- **Goal**: Each line below that contains "logstash" counts once; report the total and nothing more.
------ The records ------
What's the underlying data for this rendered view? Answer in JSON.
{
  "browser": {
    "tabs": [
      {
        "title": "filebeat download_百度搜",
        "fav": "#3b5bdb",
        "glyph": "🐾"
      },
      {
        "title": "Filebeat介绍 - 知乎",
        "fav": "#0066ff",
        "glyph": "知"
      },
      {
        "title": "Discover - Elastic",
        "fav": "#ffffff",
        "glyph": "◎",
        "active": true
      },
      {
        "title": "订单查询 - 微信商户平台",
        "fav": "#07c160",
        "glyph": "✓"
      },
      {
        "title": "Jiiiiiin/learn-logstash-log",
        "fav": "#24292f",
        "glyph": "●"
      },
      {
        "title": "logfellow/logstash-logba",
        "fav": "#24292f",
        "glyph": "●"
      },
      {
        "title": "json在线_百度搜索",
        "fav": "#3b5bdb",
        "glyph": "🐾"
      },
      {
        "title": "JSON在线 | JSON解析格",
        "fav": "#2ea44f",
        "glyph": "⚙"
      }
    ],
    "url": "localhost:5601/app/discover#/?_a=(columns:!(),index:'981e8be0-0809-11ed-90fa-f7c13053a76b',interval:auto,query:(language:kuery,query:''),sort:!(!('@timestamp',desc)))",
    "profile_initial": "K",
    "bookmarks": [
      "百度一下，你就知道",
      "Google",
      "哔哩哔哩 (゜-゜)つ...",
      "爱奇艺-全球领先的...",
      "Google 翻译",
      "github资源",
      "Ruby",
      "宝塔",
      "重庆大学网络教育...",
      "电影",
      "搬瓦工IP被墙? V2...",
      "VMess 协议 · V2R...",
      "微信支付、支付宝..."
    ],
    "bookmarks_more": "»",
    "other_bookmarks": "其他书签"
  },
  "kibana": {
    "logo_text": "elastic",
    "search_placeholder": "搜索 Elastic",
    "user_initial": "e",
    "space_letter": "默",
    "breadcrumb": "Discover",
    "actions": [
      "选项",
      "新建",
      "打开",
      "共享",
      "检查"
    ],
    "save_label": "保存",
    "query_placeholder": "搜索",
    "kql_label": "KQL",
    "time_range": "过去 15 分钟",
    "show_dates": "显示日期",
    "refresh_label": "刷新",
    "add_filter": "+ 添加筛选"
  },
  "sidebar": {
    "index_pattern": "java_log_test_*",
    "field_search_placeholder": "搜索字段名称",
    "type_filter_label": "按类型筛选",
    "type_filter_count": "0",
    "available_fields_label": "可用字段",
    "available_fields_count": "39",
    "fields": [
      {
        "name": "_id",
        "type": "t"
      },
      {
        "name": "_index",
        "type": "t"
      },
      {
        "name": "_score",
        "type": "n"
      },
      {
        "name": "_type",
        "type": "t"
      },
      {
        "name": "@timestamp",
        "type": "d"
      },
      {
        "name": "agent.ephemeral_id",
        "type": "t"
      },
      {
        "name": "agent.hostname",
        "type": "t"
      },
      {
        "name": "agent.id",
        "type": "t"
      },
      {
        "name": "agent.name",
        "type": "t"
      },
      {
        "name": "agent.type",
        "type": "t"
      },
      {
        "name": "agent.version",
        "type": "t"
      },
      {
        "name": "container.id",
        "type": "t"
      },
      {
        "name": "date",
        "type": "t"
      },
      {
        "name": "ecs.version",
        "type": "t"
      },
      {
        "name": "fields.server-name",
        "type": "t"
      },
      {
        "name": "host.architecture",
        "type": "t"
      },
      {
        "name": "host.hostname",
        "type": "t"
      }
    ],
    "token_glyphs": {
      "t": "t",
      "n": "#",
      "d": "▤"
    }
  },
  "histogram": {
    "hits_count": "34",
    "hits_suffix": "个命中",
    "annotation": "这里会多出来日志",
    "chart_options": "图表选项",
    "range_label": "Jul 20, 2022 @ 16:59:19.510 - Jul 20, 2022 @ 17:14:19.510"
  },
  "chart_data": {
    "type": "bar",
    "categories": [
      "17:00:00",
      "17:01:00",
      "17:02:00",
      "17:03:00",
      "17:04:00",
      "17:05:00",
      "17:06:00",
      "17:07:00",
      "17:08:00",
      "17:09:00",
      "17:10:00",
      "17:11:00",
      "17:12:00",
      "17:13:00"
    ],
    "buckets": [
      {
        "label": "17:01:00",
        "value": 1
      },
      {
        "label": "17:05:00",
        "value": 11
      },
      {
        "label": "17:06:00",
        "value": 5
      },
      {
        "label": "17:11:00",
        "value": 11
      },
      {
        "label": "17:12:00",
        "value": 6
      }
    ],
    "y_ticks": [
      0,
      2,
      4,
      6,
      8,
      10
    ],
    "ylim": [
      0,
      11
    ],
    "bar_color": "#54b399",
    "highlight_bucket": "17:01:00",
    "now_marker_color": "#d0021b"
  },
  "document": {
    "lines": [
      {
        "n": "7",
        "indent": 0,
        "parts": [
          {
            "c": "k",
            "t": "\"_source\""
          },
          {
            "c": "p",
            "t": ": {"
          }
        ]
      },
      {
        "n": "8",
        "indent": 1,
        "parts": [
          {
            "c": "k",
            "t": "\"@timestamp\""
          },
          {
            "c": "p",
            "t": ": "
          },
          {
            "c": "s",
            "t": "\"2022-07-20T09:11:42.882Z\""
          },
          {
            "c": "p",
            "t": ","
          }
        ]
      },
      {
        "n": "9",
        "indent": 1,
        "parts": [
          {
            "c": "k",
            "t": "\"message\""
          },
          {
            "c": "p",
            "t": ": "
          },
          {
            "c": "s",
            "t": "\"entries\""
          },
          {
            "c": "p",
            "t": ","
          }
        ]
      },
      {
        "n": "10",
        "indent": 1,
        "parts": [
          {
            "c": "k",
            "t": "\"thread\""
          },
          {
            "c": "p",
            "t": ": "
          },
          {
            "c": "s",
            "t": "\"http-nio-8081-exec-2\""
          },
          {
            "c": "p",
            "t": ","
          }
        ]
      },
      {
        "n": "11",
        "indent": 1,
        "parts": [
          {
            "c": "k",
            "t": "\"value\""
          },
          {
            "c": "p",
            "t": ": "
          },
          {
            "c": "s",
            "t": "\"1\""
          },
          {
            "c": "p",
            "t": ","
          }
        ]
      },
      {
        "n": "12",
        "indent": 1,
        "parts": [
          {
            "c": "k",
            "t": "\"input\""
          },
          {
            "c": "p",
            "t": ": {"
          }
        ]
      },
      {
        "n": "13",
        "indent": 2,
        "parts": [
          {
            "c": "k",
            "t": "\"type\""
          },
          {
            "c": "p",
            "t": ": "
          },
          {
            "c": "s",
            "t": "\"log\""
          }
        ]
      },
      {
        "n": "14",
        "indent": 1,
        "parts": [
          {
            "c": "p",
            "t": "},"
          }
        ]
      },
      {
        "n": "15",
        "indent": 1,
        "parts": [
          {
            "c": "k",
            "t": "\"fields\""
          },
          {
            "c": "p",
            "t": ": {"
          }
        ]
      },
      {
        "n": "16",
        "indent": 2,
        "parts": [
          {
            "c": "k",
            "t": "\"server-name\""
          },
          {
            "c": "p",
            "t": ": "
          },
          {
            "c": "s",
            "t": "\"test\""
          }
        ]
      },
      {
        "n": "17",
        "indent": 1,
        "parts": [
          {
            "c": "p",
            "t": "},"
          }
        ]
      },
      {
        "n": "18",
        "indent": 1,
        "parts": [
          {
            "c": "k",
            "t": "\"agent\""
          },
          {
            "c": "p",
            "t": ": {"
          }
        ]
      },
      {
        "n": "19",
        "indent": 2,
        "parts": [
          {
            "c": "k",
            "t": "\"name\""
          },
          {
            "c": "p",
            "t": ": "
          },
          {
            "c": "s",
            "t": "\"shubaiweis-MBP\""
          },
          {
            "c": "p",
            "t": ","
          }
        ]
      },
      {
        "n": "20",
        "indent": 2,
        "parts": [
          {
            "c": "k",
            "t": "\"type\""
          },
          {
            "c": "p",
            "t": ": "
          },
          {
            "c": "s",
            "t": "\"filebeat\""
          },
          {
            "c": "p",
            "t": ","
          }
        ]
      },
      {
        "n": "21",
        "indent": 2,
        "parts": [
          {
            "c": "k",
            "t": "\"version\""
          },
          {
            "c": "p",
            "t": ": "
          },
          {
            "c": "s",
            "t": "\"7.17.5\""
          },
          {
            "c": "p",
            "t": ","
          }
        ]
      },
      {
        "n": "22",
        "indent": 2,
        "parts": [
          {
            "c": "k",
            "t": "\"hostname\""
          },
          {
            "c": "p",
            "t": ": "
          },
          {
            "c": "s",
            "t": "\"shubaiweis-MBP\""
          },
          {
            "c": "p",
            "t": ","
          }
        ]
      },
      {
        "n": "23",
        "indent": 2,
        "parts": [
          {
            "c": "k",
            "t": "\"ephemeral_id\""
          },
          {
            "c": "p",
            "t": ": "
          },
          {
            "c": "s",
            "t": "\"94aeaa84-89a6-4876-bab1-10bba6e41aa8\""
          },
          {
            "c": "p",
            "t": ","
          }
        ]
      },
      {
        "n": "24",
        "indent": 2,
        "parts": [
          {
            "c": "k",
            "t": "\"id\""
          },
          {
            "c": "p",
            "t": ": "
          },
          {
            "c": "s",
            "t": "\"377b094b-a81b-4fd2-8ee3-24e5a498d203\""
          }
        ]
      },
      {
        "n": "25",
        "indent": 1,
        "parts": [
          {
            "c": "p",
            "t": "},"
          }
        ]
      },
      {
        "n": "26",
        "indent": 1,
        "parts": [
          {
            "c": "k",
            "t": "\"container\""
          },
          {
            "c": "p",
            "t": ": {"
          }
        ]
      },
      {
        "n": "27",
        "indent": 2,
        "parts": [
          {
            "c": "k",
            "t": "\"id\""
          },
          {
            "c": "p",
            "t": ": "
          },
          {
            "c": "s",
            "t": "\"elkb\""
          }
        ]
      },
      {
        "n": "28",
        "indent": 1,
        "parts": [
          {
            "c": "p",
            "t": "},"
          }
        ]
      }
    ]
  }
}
------
- **Final answer**: 2